Records from a collection of figures:
- - - -
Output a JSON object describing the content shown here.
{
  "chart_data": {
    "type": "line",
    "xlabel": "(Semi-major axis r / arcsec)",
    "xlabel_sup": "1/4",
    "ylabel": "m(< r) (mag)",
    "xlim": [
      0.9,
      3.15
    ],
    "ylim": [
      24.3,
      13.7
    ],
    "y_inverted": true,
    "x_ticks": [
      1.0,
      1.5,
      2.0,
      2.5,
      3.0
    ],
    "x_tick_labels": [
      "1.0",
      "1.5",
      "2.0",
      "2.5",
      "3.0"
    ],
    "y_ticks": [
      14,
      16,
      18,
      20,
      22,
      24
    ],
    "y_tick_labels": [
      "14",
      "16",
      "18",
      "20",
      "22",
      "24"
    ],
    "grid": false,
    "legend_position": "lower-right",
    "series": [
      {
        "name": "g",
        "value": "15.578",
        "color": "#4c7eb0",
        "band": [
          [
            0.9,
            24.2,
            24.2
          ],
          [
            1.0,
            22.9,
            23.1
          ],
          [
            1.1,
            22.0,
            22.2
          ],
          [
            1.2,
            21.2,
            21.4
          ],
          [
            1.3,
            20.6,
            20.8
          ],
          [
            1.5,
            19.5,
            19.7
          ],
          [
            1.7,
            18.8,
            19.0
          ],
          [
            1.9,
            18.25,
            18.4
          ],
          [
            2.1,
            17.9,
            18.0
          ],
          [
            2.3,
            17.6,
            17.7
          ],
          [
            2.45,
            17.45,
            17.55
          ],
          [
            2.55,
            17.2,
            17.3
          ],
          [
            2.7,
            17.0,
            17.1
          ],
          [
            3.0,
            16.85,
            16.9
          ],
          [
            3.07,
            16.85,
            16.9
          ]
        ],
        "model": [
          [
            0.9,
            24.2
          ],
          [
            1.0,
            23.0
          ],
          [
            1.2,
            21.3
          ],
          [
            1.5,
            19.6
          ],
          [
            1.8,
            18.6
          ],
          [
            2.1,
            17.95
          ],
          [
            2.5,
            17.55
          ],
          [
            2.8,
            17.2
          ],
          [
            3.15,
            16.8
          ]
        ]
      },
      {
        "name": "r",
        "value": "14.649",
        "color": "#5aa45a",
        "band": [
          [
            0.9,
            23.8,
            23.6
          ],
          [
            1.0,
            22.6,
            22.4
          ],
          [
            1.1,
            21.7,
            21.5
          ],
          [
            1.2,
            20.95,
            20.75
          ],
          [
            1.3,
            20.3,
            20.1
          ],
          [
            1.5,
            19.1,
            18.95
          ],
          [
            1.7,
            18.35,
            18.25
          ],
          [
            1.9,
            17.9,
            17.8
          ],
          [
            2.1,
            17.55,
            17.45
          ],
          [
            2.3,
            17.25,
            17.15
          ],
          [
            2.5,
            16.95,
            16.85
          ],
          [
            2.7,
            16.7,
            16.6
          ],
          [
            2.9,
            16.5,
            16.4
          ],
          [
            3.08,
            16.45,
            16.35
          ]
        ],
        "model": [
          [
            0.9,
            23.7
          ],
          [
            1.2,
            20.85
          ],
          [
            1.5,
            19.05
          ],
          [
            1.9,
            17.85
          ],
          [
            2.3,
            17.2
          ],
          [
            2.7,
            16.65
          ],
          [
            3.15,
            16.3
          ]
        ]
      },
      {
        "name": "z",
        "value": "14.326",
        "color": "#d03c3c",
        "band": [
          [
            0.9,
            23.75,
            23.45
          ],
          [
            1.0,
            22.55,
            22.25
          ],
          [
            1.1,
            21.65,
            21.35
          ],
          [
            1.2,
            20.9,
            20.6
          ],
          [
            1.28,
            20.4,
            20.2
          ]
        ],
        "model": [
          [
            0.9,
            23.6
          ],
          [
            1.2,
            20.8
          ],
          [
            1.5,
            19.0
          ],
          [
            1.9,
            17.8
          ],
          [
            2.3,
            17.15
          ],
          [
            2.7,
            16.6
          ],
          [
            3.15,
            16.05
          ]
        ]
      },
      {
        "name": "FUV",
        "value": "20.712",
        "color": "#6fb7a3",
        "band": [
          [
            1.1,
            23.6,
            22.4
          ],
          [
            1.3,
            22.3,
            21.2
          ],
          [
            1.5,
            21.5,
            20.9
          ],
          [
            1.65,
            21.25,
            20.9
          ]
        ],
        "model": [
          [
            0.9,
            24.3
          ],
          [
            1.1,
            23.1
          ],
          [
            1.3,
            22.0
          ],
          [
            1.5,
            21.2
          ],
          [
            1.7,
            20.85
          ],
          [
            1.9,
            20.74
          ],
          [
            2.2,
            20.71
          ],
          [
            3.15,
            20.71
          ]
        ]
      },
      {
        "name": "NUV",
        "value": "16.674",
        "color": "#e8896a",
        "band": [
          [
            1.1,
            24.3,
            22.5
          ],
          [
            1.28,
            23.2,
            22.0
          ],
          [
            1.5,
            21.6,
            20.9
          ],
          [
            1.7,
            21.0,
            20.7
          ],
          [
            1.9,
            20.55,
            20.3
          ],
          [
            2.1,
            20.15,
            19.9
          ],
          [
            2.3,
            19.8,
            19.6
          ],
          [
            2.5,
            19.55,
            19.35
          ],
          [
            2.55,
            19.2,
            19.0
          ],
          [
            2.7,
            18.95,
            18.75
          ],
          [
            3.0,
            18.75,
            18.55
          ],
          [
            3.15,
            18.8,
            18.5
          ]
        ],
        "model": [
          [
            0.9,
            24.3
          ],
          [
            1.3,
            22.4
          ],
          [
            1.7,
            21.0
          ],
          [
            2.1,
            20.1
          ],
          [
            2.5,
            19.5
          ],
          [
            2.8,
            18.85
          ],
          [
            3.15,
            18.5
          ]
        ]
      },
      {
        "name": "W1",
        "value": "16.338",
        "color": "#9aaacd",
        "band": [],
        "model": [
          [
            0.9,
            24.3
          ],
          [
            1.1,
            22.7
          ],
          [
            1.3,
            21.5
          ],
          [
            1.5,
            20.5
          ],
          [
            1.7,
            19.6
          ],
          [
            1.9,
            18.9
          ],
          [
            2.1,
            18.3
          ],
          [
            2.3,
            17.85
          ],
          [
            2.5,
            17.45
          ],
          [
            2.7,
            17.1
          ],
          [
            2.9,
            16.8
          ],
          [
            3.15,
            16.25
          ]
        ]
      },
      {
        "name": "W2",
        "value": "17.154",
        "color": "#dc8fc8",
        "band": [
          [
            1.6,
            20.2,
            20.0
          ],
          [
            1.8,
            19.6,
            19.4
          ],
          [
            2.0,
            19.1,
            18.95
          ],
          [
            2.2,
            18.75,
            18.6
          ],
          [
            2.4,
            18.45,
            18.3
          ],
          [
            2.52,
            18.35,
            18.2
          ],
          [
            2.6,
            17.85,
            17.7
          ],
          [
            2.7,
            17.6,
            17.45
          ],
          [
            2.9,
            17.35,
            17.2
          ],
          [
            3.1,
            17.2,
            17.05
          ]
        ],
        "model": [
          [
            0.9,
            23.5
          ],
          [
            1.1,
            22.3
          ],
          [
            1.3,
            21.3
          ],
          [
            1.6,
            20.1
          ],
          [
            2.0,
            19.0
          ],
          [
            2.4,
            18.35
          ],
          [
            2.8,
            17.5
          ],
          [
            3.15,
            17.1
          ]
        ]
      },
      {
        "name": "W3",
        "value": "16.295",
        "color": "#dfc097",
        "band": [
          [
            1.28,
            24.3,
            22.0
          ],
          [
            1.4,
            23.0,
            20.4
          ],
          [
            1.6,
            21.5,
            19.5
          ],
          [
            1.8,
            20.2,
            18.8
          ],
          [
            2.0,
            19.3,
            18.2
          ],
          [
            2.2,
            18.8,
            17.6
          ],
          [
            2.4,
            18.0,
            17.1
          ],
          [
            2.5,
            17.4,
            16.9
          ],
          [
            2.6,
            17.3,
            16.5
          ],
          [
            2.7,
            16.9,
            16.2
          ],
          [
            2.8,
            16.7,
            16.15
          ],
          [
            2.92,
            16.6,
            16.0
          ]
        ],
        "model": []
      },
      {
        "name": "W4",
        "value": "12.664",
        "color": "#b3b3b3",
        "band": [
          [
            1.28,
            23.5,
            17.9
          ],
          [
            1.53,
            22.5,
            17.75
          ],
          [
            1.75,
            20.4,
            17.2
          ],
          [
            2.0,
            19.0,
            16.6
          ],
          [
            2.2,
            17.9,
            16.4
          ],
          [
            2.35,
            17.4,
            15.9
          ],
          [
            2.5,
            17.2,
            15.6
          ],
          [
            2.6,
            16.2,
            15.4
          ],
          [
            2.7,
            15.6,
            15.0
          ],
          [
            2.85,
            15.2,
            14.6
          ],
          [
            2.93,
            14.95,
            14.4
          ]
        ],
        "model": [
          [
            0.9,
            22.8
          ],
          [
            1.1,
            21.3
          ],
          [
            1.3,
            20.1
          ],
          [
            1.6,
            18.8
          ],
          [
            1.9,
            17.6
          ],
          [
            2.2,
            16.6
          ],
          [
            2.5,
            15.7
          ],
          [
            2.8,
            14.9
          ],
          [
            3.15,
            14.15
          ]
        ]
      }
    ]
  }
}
- - - -
## Set task
Extract all lines of the records above that include "color".

## Final result
        "color": "#4c7eb0",
        "color": "#5aa45a",
        "color": "#d03c3c",
        "color": "#6fb7a3",
        "color": "#e8896a",
        "color": "#9aaacd",
        "color": "#dc8fc8",
        "color": "#dfc097",
        "color": "#b3b3b3",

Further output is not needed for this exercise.